**Task to complete:**
Show every line where "投资有风险" occurs.

**Extracted data entries:**
______________________________

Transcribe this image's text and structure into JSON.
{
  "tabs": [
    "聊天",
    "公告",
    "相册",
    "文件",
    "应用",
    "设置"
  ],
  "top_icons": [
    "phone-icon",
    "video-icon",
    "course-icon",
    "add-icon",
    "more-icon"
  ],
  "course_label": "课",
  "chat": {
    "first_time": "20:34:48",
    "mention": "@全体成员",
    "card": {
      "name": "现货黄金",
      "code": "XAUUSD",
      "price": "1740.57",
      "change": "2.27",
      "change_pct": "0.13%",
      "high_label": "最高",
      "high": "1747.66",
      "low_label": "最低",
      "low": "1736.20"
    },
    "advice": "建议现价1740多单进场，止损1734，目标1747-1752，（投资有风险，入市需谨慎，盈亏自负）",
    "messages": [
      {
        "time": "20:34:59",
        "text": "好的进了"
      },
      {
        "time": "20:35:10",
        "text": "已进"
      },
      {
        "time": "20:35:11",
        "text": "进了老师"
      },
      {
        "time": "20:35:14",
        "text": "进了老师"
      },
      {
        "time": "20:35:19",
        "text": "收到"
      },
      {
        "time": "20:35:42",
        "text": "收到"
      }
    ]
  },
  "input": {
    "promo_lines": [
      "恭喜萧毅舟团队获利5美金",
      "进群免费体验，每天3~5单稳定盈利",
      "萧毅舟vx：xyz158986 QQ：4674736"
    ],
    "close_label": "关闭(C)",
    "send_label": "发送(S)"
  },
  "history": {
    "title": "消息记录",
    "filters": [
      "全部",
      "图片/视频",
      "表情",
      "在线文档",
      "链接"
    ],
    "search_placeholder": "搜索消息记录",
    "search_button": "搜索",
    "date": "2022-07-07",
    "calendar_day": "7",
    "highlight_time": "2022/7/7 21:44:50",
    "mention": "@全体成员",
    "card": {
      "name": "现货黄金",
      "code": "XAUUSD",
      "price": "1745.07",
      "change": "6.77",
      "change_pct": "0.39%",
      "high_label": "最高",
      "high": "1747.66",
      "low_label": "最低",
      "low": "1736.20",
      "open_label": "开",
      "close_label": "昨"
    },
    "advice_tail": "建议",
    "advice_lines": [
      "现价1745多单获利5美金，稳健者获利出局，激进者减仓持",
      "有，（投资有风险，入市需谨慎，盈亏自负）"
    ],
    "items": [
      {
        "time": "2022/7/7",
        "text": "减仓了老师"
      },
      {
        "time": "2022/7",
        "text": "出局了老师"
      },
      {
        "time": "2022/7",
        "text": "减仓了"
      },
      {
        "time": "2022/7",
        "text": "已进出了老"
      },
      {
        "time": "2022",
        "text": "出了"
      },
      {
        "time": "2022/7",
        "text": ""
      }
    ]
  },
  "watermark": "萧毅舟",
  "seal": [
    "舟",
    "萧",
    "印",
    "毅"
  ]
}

______________________________

**Exercise output:**
    "advice": "建议现价1740多单进场，止损1734，目标1747-1752，（投资有风险，入市需谨慎，盈亏自负）",
      "有，（投资有风险，入市需谨慎，盈亏自负）"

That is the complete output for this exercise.